WHAT TO PRODUCE - Every line of the listing must be reproduced as it stands. Leave the images behind.

Dataset records
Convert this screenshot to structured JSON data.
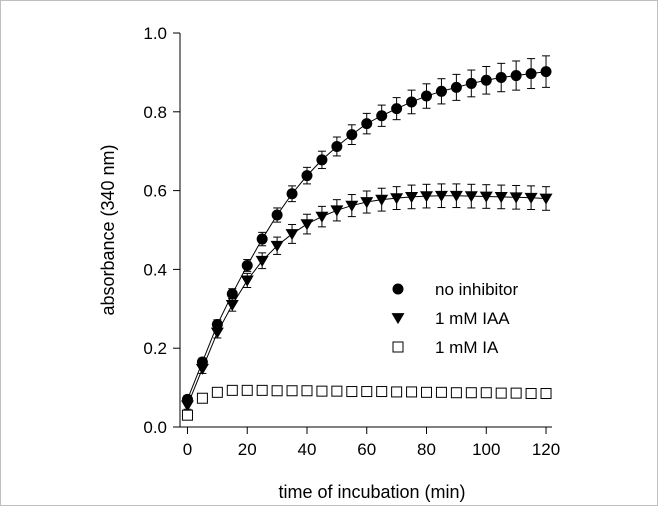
{
  "chart_data": {
    "type": "scatter",
    "xlabel": "time of incubation (min)",
    "ylabel": "absorbance (340 nm)",
    "xlim": [
      -2.5,
      122
    ],
    "ylim": [
      0.0,
      1.0
    ],
    "x_ticks": [
      "0",
      "20",
      "40",
      "60",
      "80",
      "100",
      "120"
    ],
    "y_ticks": [
      "0.0",
      "0.2",
      "0.4",
      "0.6",
      "0.8",
      "1.0"
    ],
    "legend_placement": "lower-right inside plot",
    "grid": false,
    "x": [
      0,
      5,
      10,
      15,
      20,
      25,
      30,
      35,
      40,
      45,
      50,
      55,
      60,
      65,
      70,
      75,
      80,
      85,
      90,
      95,
      100,
      105,
      110,
      115,
      120
    ],
    "series": [
      {
        "name": "no inhibitor",
        "marker": "circle-filled",
        "line": true,
        "values": [
          0.07,
          0.165,
          0.26,
          0.338,
          0.41,
          0.477,
          0.538,
          0.592,
          0.638,
          0.678,
          0.712,
          0.742,
          0.77,
          0.79,
          0.808,
          0.825,
          0.84,
          0.852,
          0.862,
          0.872,
          0.88,
          0.887,
          0.892,
          0.897,
          0.902
        ],
        "errors": [
          0.01,
          0.01,
          0.012,
          0.013,
          0.015,
          0.017,
          0.018,
          0.02,
          0.021,
          0.022,
          0.024,
          0.025,
          0.026,
          0.027,
          0.028,
          0.03,
          0.031,
          0.032,
          0.033,
          0.034,
          0.035,
          0.036,
          0.037,
          0.038,
          0.04
        ]
      },
      {
        "name": "1 mM IAA",
        "marker": "triangle-down-filled",
        "line": true,
        "values": [
          0.055,
          0.148,
          0.24,
          0.31,
          0.372,
          0.422,
          0.46,
          0.49,
          0.515,
          0.534,
          0.55,
          0.562,
          0.571,
          0.577,
          0.581,
          0.584,
          0.586,
          0.587,
          0.587,
          0.586,
          0.585,
          0.584,
          0.583,
          0.582,
          0.58
        ],
        "errors": [
          0.01,
          0.012,
          0.014,
          0.016,
          0.018,
          0.02,
          0.022,
          0.024,
          0.025,
          0.026,
          0.027,
          0.028,
          0.028,
          0.029,
          0.029,
          0.03,
          0.03,
          0.03,
          0.03,
          0.03,
          0.03,
          0.03,
          0.03,
          0.03,
          0.03
        ]
      },
      {
        "name": "1 mM IA",
        "marker": "square-open",
        "line": false,
        "values": [
          0.03,
          0.073,
          0.088,
          0.093,
          0.093,
          0.093,
          0.092,
          0.092,
          0.092,
          0.091,
          0.091,
          0.09,
          0.09,
          0.09,
          0.089,
          0.089,
          0.088,
          0.088,
          0.087,
          0.087,
          0.087,
          0.086,
          0.086,
          0.085,
          0.085
        ],
        "errors": [
          0.004,
          0.004,
          0.004,
          0.004,
          0.004,
          0.004,
          0.004,
          0.004,
          0.004,
          0.004,
          0.004,
          0.004,
          0.004,
          0.004,
          0.004,
          0.004,
          0.004,
          0.004,
          0.004,
          0.004,
          0.004,
          0.004,
          0.004,
          0.004,
          0.004
        ]
      }
    ]
  }
}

EXERCISE RESPONSE -
Convert this screenshot to structured JSON data.
{
  "chart_data": {
    "type": "scatter",
    "xlabel": "time of incubation (min)",
    "ylabel": "absorbance (340 nm)",
    "xlim": [
      -2.5,
      122
    ],
    "ylim": [
      0.0,
      1.0
    ],
    "x_ticks": [
      "0",
      "20",
      "40",
      "60",
      "80",
      "100",
      "120"
    ],
    "y_ticks": [
      "0.0",
      "0.2",
      "0.4",
      "0.6",
      "0.8",
      "1.0"
    ],
    "legend_placement": "lower-right inside plot",
    "grid": false,
    "x": [
      0,
      5,
      10,
      15,
      20,
      25,
      30,
      35,
      40,
      45,
      50,
      55,
      60,
      65,
      70,
      75,
      80,
      85,
      90,
      95,
      100,
      105,
      110,
      115,
      120
    ],
    "series": [
      {
        "name": "no inhibitor",
        "marker": "circle-filled",
        "line": true,
        "values": [
          0.07,
          0.165,
          0.26,
          0.338,
          0.41,
          0.477,
          0.538,
          0.592,
          0.638,
          0.678,
          0.712,
          0.742,
          0.77,
          0.79,
          0.808,
          0.825,
          0.84,
          0.852,
          0.862,
          0.872,
          0.88,
          0.887,
          0.892,
          0.897,
          0.902
        ],
        "errors": [
          0.01,
          0.01,
          0.012,
          0.013,
          0.015,
          0.017,
          0.018,
          0.02,
          0.021,
          0.022,
          0.024,
          0.025,
          0.026,
          0.027,
          0.028,
          0.03,
          0.031,
          0.032,
          0.033,
          0.034,
          0.035,
          0.036,
          0.037,
          0.038,
          0.04
        ]
      },
      {
        "name": "1 mM IAA",
        "marker": "triangle-down-filled",
        "line": true,
        "values": [
          0.055,
          0.148,
          0.24,
          0.31,
          0.372,
          0.422,
          0.46,
          0.49,
          0.515,
          0.534,
          0.55,
          0.562,
          0.571,
          0.577,
          0.581,
          0.584,
          0.586,
          0.587,
          0.587,
          0.586,
          0.585,
          0.584,
          0.583,
          0.582,
          0.58
        ],
        "errors": [
          0.01,
          0.012,
          0.014,
          0.016,
          0.018,
          0.02,
          0.022,
          0.024,
          0.025,
          0.026,
          0.027,
          0.028,
          0.028,
          0.029,
          0.029,
          0.03,
          0.03,
          0.03,
          0.03,
          0.03,
          0.03,
          0.03,
          0.03,
          0.03,
          0.03
        ]
      },
      {
        "name": "1 mM IA",
        "marker": "square-open",
        "line": false,
        "values": [
          0.03,
          0.073,
          0.088,
          0.093,
          0.093,
          0.093,
          0.092,
          0.092,
          0.092,
          0.091,
          0.091,
          0.09,
          0.09,
          0.09,
          0.089,
          0.089,
          0.088,
          0.088,
          0.087,
          0.087,
          0.087,
          0.086,
          0.086,
          0.085,
          0.085
        ],
        "errors": [
          0.004,
          0.004,
          0.004,
          0.004,
          0.004,
          0.004,
          0.004,
          0.004,
          0.004,
          0.004,
          0.004,
          0.004,
          0.004,
          0.004,
          0.004,
          0.004,
          0.004,
          0.004,
          0.004,
          0.004,
          0.004,
          0.004,
          0.004,
          0.004,
          0.004
        ]
      }
    ]
  }
}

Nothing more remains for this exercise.